#### Task material:
## BEGIN
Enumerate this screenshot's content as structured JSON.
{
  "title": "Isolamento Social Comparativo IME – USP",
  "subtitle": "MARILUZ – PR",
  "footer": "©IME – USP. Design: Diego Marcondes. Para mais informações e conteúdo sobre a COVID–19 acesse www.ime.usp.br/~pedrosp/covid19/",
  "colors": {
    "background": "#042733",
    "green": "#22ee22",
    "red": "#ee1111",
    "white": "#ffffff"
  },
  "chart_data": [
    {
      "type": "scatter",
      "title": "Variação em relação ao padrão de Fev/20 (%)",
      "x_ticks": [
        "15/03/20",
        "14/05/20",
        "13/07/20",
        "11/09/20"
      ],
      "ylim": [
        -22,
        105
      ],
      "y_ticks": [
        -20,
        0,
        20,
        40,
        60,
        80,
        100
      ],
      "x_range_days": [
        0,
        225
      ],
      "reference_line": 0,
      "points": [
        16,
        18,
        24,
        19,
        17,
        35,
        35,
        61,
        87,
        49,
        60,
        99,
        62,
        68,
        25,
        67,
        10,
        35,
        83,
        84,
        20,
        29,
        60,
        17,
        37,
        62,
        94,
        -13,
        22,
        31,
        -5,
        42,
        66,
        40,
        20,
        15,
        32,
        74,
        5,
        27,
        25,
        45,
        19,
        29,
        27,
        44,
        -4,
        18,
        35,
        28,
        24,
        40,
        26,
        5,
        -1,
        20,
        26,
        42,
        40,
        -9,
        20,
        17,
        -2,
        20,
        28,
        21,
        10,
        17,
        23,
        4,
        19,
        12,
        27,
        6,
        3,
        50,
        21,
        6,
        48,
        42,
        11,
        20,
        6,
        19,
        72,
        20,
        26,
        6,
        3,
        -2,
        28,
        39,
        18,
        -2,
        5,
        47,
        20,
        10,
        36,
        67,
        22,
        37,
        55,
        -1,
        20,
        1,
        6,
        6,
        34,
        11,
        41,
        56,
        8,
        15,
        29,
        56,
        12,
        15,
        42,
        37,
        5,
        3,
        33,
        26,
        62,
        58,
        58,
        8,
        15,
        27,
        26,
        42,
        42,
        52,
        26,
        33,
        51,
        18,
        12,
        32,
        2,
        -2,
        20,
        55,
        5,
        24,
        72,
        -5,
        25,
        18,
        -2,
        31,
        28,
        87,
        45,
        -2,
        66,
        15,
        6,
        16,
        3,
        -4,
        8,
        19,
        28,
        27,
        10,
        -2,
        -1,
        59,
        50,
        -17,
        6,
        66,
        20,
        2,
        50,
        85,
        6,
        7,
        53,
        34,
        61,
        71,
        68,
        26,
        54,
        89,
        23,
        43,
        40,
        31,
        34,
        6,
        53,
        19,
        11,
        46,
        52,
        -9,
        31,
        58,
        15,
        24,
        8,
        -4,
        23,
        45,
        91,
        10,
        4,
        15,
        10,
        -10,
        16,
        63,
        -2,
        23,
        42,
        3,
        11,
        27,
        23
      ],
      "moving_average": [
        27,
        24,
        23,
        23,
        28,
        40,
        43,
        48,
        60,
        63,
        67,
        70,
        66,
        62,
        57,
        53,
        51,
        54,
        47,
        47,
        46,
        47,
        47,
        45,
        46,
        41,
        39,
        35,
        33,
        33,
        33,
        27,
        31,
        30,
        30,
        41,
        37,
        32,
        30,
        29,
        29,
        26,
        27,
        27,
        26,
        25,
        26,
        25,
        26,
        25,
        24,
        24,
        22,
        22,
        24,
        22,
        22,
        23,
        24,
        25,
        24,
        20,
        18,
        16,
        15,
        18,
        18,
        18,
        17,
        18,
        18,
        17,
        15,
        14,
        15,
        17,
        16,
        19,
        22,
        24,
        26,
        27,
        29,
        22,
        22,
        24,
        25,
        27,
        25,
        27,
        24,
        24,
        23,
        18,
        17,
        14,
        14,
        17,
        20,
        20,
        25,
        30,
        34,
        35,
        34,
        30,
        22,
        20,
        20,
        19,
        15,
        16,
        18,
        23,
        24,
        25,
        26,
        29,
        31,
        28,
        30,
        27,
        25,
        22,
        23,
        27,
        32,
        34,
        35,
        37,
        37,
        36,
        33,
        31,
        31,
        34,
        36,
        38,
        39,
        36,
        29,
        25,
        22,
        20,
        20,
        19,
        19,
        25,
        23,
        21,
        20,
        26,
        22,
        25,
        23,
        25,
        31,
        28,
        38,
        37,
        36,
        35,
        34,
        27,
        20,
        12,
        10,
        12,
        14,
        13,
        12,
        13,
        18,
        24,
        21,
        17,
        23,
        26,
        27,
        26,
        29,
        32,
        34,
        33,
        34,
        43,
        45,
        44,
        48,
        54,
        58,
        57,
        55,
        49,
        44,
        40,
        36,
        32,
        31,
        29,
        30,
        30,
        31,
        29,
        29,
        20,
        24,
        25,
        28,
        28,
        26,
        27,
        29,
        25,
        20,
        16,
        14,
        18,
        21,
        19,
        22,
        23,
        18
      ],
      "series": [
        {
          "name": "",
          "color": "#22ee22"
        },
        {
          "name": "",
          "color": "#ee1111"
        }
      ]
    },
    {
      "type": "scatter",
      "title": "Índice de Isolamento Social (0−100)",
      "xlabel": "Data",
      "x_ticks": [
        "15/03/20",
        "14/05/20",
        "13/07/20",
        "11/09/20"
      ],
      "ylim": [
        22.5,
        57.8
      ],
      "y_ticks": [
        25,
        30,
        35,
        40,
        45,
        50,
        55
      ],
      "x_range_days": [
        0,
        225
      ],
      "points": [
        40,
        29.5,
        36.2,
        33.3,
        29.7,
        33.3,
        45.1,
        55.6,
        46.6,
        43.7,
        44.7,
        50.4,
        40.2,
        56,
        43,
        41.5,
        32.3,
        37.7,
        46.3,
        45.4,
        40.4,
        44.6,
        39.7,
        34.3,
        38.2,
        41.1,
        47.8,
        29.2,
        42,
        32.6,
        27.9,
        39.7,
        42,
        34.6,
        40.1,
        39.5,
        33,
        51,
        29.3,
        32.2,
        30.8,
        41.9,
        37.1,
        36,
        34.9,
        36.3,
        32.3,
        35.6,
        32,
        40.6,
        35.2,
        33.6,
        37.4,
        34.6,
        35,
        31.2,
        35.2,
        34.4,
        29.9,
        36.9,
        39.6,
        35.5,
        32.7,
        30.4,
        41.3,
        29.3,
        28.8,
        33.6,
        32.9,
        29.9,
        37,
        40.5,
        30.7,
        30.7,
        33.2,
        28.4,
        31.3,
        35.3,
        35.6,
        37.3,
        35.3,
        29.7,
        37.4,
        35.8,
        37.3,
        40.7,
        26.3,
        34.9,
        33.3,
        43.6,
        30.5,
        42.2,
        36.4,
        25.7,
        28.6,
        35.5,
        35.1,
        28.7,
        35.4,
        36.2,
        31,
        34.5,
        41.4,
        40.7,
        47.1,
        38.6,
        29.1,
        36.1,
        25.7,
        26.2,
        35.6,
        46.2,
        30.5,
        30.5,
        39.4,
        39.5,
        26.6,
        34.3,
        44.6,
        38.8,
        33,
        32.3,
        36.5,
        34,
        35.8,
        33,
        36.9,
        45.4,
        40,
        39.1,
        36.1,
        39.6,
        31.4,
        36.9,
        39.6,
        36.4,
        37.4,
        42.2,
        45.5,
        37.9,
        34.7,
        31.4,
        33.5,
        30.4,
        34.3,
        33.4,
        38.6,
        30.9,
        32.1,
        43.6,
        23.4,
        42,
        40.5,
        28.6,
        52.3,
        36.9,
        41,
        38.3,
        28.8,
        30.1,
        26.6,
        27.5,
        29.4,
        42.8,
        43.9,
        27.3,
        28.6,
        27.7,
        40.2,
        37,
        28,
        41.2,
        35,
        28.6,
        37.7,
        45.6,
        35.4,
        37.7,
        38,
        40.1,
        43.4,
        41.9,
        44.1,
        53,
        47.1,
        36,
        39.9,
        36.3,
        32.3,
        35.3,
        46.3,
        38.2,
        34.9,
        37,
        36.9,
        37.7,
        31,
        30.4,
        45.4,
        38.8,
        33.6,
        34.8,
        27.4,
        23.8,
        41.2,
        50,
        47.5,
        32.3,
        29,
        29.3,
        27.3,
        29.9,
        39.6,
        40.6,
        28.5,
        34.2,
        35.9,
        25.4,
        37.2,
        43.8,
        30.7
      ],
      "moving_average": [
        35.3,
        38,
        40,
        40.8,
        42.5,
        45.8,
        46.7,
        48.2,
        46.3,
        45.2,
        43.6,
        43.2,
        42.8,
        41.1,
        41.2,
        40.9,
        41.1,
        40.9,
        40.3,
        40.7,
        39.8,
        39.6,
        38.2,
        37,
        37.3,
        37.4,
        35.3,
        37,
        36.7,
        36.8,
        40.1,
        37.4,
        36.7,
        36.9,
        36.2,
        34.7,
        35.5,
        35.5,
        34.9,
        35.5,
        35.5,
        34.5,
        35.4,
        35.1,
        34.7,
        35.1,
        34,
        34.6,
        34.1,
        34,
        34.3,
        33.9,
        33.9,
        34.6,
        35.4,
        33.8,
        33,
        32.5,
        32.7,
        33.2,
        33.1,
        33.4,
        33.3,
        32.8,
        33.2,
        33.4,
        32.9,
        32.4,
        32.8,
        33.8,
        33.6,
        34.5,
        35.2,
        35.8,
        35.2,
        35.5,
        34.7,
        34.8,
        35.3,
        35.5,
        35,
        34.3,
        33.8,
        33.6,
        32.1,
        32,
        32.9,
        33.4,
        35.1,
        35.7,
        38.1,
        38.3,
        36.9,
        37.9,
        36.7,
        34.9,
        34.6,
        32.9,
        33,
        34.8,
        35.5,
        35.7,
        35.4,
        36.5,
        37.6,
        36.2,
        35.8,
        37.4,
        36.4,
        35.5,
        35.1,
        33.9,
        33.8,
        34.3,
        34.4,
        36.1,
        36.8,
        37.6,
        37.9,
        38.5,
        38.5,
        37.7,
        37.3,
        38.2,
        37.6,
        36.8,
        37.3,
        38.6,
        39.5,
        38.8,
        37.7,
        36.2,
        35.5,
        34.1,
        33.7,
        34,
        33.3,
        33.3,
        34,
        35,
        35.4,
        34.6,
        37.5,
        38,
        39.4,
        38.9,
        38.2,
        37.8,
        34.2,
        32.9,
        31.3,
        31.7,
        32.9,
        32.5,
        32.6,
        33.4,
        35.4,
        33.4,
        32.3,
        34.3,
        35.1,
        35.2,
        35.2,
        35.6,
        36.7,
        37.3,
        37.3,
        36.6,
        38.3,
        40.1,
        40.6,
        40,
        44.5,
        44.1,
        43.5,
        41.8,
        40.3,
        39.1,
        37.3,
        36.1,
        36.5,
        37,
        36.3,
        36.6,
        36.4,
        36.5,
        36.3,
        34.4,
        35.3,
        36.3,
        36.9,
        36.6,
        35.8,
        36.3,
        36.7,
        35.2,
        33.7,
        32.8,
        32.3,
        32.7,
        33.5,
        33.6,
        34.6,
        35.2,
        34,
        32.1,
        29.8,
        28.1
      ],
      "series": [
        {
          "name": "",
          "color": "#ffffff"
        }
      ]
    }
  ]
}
## END
#### Given problem:
Report every line in the data above in which the word "Social" appears.

#### Full response:
  "title": "Isolamento Social Comparativo IME – USP",
      "title": "Índice de Isolamento Social (0−100)",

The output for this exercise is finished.